───── Records provided ─────

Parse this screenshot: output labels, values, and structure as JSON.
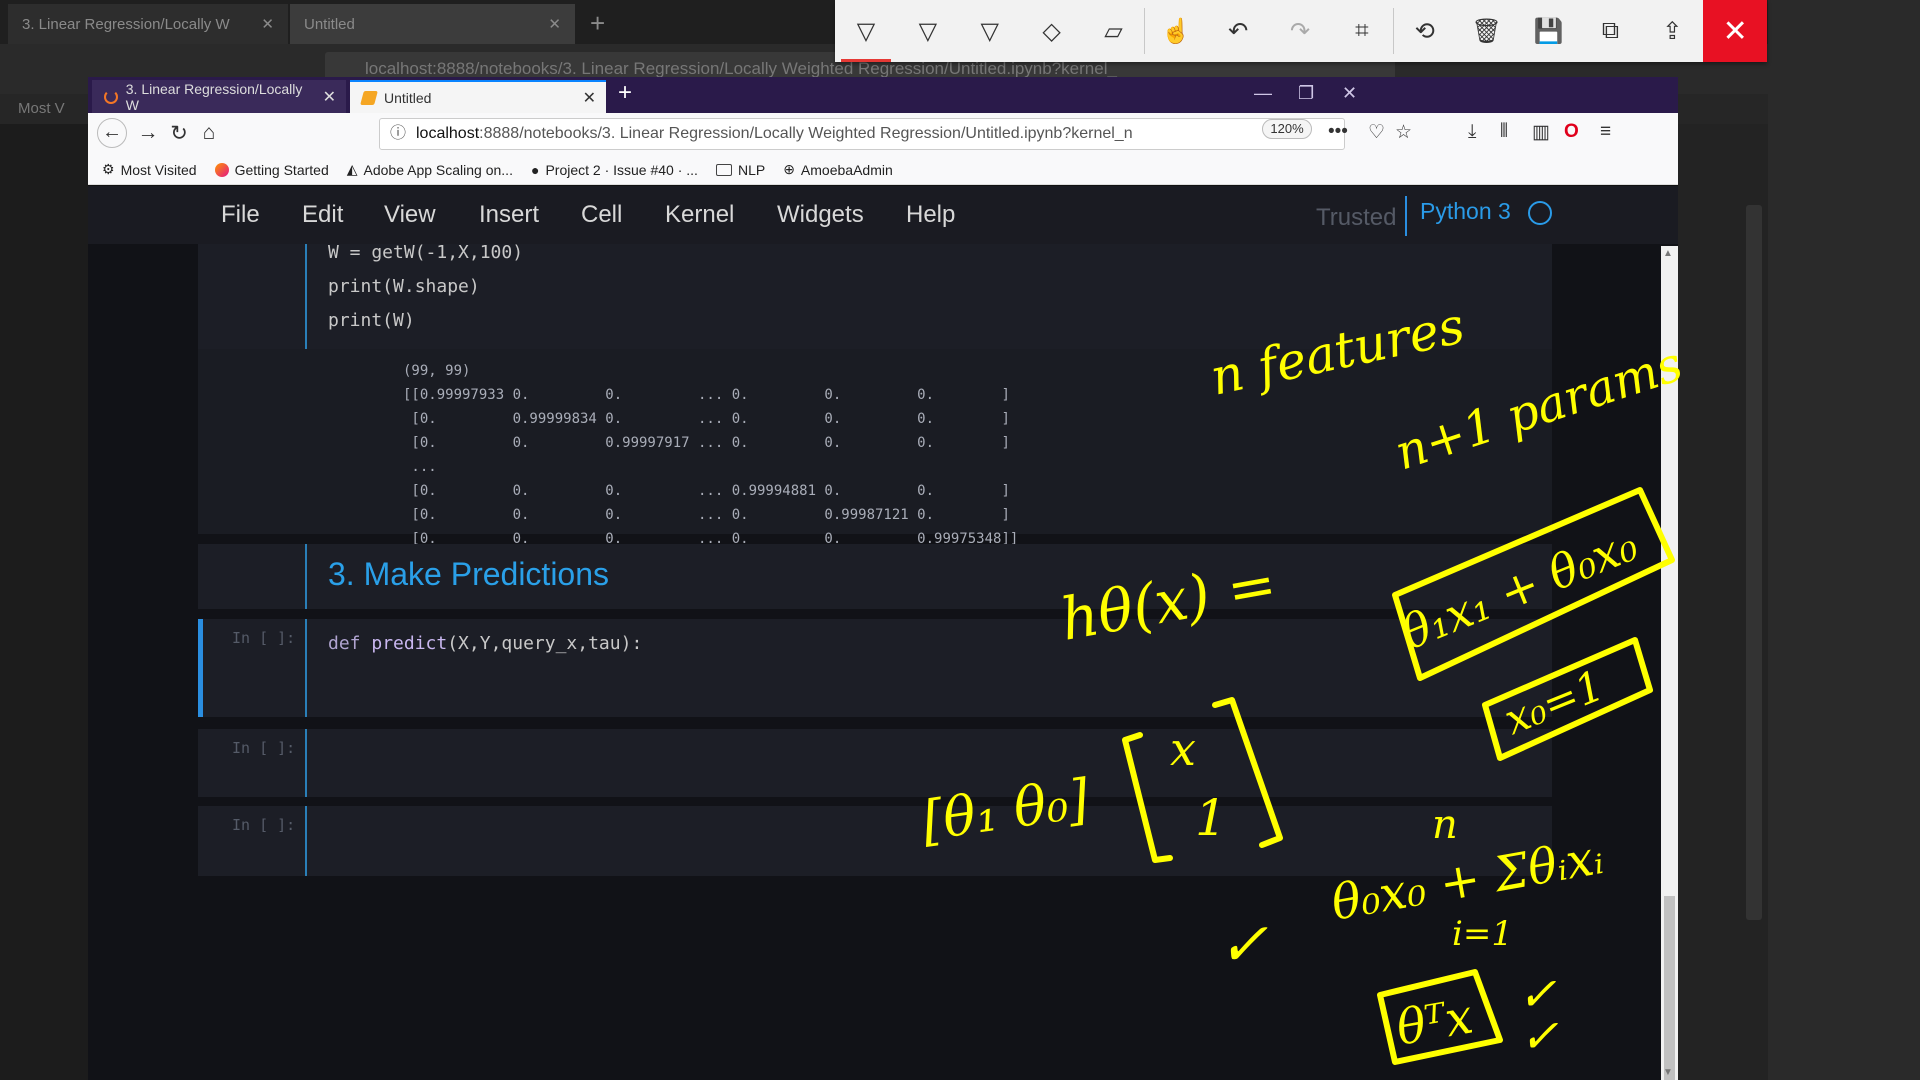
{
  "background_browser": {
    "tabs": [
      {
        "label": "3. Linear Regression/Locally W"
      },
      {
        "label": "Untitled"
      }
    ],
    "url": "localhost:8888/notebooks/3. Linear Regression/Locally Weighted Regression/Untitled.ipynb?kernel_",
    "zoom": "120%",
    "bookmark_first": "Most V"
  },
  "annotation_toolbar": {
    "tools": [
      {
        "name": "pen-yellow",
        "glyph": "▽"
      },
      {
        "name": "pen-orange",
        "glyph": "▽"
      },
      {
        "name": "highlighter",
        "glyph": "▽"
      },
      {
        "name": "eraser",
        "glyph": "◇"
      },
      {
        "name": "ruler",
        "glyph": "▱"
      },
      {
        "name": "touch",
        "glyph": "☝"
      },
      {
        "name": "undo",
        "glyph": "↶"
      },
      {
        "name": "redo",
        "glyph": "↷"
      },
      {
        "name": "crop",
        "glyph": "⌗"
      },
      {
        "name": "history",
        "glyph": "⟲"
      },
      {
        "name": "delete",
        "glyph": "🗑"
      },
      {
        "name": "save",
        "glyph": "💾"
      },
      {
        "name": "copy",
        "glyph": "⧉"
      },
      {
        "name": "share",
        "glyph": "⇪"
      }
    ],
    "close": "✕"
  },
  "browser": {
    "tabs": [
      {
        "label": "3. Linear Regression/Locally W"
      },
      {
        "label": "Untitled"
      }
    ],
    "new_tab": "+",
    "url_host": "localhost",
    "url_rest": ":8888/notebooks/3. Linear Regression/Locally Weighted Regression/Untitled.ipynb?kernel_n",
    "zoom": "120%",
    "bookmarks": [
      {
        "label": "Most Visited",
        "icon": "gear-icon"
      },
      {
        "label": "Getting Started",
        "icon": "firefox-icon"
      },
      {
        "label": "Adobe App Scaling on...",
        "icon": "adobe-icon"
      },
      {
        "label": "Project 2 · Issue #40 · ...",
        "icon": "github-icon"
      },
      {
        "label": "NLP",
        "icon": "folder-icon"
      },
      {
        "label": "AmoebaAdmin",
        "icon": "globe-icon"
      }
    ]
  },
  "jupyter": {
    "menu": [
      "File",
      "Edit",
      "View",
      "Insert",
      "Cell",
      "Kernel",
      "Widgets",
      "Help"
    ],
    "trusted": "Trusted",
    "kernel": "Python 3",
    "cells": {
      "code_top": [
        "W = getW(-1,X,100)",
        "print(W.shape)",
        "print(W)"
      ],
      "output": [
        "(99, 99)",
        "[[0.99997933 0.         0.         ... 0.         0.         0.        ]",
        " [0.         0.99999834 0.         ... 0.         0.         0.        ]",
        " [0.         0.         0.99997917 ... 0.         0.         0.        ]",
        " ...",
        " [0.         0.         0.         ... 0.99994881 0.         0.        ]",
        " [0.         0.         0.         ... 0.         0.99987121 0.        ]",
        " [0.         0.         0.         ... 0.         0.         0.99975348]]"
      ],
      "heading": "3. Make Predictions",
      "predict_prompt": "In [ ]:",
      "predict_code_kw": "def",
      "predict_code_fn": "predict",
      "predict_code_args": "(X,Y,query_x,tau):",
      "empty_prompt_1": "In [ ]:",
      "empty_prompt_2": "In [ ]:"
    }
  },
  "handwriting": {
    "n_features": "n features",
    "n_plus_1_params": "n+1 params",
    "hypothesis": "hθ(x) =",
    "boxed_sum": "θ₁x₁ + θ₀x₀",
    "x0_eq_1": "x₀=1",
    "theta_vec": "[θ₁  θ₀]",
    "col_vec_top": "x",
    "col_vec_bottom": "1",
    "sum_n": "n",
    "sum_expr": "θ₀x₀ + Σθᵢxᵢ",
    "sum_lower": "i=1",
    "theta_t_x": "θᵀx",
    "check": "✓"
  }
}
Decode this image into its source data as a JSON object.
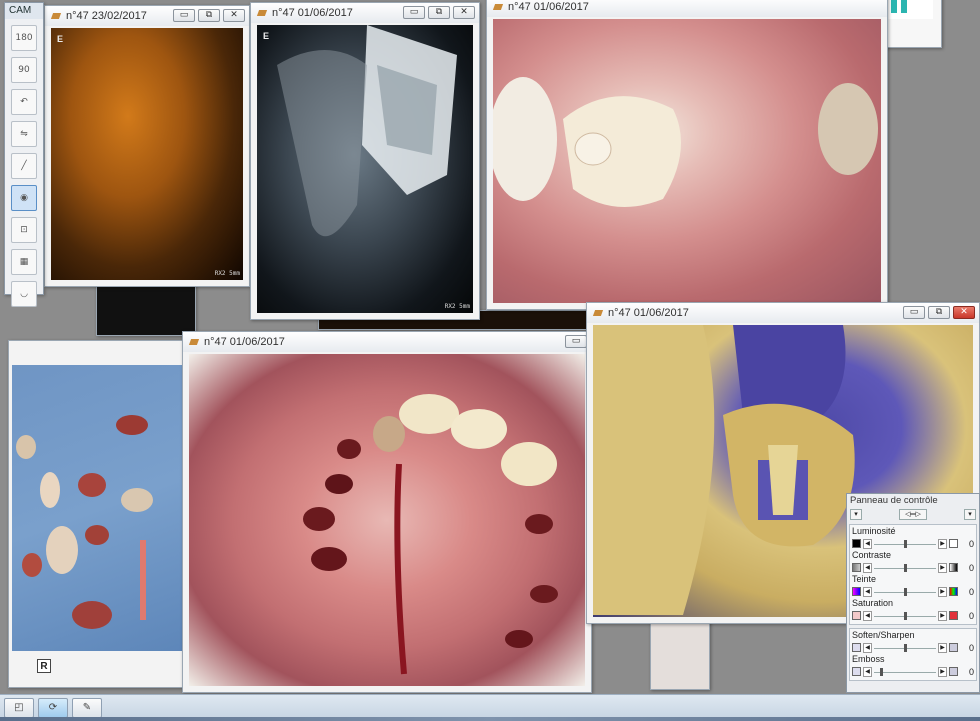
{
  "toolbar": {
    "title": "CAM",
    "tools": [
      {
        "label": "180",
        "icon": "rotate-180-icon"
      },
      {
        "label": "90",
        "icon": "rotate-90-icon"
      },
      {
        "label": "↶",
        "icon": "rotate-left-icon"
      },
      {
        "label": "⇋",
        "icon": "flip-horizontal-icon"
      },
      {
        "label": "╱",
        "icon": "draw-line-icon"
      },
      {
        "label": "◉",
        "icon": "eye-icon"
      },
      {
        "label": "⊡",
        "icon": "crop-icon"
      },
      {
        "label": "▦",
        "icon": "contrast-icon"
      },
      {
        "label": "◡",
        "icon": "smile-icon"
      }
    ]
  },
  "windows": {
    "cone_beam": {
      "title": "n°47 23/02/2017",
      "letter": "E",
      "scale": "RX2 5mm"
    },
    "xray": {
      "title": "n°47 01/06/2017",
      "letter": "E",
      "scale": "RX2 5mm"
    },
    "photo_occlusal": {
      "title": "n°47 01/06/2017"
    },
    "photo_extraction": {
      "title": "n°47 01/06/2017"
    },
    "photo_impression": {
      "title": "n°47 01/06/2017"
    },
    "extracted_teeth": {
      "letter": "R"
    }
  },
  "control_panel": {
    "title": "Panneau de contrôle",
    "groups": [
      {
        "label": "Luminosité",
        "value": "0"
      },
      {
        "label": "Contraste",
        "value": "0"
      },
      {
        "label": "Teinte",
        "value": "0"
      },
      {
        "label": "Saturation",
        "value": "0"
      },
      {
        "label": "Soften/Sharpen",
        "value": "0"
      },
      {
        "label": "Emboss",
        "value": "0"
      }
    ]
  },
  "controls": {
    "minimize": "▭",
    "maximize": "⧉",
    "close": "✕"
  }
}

─────

Job: Identify each line in the records above that contains the word "this", and copy it out in full.

Complete output:
Parse this screenshot: output labels, values, and structure as JSON.
Decode this image into its source data as a JSON object.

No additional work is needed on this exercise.